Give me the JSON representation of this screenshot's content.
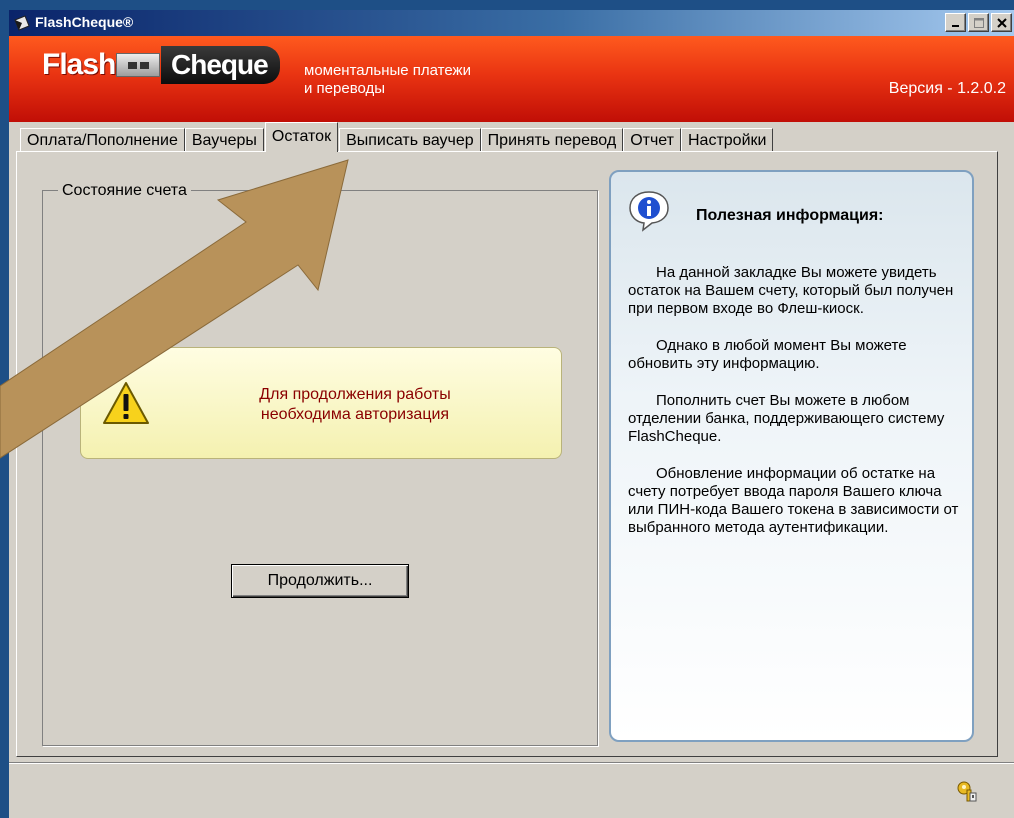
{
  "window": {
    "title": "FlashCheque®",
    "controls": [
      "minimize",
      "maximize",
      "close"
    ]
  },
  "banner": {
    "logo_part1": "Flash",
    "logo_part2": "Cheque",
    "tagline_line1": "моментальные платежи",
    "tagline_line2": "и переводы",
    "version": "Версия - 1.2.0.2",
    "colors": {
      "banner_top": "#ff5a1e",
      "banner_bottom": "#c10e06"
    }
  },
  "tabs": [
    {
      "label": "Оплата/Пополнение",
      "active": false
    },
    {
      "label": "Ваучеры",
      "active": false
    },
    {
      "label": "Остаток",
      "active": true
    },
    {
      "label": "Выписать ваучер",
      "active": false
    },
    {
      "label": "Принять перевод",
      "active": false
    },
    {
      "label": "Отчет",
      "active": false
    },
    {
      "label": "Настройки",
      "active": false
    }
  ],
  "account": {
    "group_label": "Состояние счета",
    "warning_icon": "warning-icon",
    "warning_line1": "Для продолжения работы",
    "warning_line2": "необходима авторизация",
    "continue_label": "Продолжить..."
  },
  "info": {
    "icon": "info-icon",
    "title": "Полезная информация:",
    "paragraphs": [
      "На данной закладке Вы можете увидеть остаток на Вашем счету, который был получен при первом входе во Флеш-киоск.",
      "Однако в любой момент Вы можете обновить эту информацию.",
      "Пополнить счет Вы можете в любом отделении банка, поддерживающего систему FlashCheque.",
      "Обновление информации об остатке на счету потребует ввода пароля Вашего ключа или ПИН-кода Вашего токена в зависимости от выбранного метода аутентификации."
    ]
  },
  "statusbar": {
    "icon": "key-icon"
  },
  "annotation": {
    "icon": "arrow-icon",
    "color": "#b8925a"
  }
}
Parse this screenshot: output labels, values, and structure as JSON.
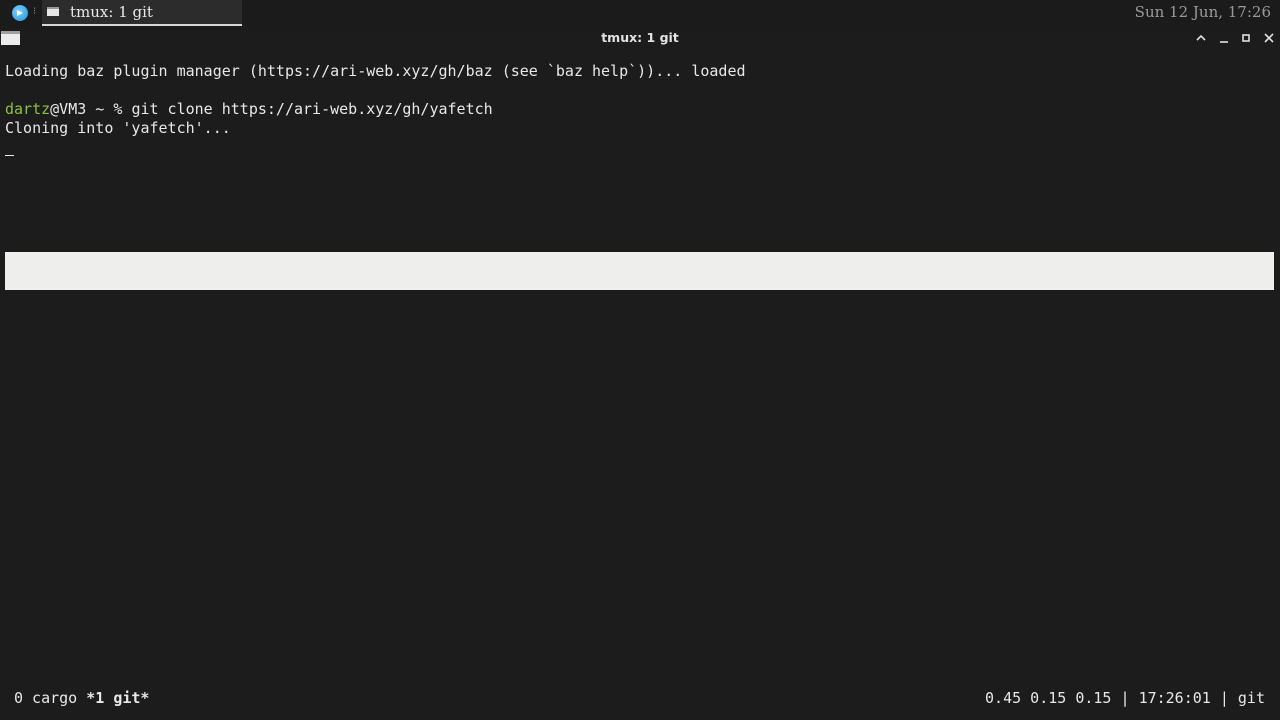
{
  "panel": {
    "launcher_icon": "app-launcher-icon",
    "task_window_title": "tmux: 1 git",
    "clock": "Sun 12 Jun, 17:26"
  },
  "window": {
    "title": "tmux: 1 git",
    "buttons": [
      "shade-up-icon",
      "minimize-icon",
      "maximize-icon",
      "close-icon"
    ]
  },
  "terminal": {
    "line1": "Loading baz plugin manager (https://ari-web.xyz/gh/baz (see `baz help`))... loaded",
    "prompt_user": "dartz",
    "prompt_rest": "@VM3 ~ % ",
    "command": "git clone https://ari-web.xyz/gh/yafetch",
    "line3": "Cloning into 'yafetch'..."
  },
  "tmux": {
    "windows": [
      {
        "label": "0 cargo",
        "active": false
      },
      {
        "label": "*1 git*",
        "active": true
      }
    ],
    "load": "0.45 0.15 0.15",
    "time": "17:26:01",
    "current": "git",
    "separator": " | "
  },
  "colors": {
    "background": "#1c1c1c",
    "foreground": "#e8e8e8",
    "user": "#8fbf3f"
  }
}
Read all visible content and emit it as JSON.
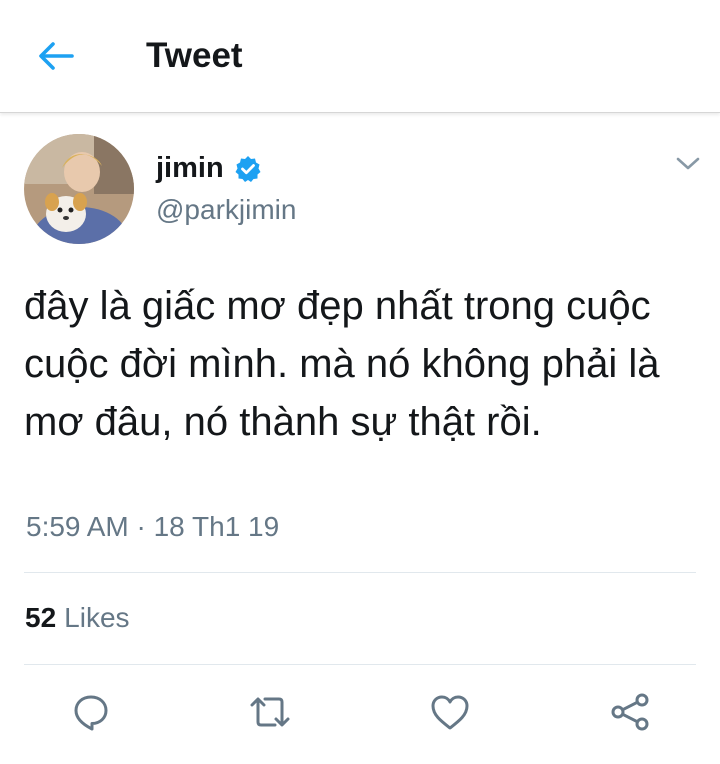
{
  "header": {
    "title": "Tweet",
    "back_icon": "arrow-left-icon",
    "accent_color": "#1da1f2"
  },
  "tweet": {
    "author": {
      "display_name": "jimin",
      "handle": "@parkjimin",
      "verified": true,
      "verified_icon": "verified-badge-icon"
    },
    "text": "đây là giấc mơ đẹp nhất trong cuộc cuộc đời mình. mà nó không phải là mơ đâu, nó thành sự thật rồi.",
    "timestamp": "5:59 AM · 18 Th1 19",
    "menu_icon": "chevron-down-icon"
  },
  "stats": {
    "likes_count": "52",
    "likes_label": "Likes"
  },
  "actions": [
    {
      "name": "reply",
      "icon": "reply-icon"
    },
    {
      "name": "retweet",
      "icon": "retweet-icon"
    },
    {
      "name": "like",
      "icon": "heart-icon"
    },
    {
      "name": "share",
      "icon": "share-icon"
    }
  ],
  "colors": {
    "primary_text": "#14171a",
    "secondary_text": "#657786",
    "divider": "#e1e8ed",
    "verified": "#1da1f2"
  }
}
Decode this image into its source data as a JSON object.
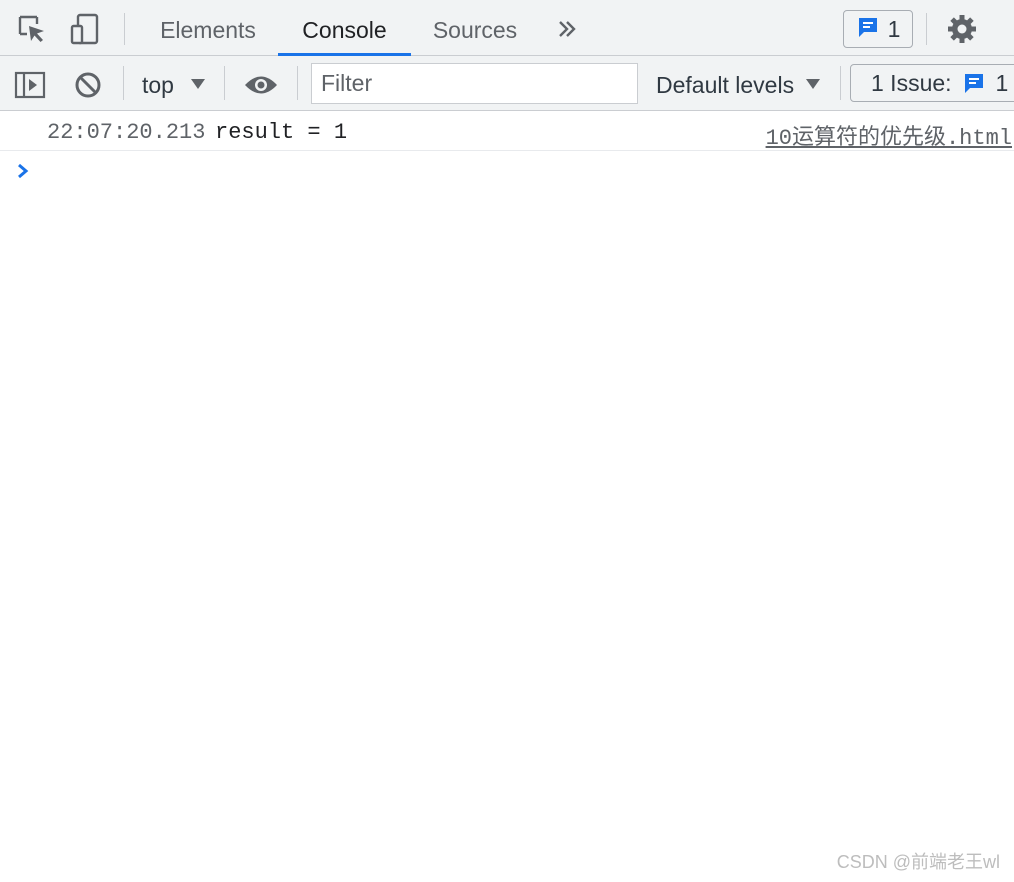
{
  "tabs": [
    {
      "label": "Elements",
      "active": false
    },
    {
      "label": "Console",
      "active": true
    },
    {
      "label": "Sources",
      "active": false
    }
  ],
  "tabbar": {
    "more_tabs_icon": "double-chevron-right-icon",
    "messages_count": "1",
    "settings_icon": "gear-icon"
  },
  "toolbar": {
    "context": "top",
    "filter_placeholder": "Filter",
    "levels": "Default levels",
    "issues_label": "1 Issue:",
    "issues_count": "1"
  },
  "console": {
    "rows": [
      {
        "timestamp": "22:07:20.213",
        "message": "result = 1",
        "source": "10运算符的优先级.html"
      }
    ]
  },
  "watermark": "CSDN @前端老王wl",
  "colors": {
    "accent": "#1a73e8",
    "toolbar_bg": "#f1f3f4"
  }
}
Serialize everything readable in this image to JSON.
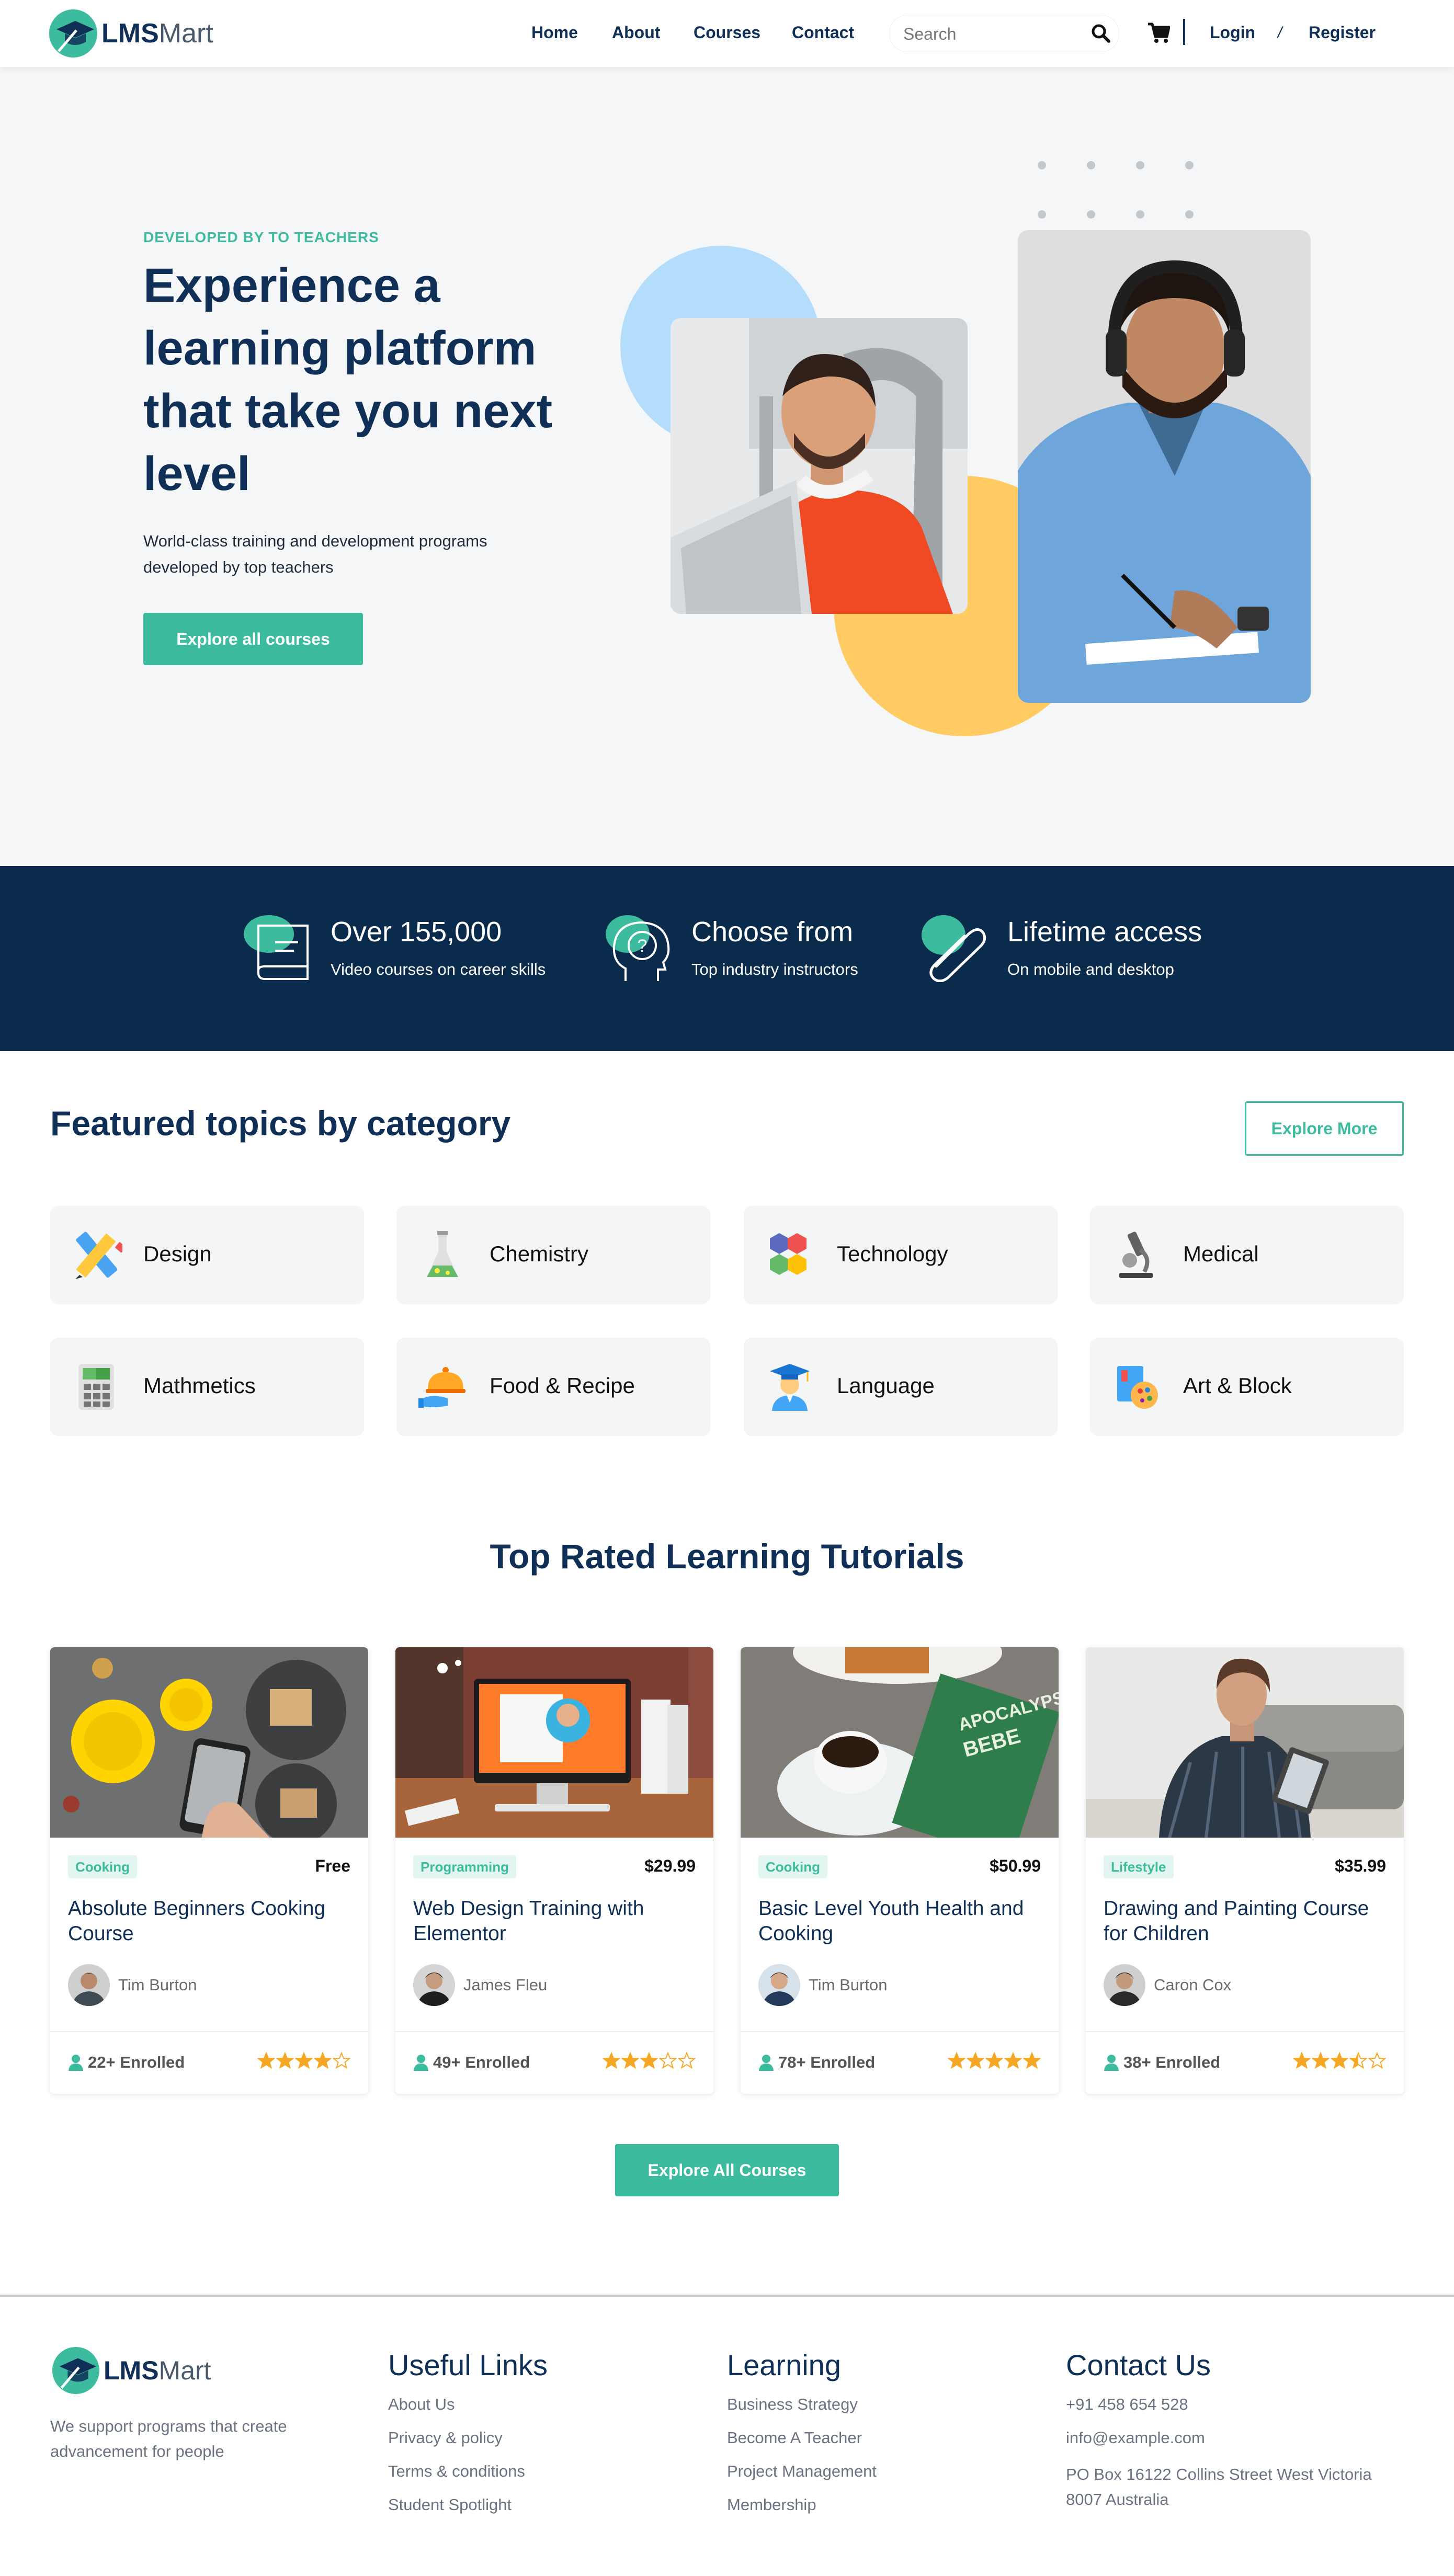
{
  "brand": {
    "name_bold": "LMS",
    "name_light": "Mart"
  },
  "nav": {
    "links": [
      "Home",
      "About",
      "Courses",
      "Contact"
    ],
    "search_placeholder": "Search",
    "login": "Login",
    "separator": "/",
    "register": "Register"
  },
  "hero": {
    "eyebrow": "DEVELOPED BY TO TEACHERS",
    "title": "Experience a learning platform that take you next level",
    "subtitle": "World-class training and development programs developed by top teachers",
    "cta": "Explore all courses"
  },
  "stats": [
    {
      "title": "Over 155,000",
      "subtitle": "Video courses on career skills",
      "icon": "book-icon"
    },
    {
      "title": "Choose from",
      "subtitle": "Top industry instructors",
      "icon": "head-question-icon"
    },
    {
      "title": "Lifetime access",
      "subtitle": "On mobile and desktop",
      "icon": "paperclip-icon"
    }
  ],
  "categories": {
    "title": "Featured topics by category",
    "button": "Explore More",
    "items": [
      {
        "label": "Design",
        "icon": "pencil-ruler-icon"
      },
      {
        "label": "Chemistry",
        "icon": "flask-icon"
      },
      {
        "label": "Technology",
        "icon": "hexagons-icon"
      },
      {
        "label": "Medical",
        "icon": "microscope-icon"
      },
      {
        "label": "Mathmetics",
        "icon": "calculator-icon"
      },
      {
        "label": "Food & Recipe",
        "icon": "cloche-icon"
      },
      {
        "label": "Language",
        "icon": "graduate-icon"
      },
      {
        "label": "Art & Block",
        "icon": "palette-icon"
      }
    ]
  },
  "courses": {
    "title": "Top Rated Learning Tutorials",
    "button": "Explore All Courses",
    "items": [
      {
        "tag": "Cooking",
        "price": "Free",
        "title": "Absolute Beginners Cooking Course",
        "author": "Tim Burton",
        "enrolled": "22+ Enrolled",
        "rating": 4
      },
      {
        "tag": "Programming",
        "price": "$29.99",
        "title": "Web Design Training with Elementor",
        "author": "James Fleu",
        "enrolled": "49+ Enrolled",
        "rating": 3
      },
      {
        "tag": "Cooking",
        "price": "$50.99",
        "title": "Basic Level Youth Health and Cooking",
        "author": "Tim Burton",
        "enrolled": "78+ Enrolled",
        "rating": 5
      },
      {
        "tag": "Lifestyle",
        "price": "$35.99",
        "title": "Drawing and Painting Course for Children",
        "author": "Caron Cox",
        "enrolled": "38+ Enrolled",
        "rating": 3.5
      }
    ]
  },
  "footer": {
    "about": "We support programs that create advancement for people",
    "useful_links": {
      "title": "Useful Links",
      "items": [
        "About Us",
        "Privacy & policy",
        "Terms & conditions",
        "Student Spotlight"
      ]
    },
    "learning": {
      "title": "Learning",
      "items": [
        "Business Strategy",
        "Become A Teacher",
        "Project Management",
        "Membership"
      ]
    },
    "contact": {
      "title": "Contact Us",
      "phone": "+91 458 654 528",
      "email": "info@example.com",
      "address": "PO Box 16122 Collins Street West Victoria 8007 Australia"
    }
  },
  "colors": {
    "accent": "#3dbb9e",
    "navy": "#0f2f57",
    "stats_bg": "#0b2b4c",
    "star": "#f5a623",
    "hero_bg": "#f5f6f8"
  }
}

- [SET EXERCISE]: Pick out, from the lines above, every one that contains the string "enrolled".

- [RESULT OF THIS EXERCISE]:
        "enrolled": "22+ Enrolled",
        "enrolled": "49+ Enrolled",
        "enrolled": "78+ Enrolled",
        "enrolled": "38+ Enrolled",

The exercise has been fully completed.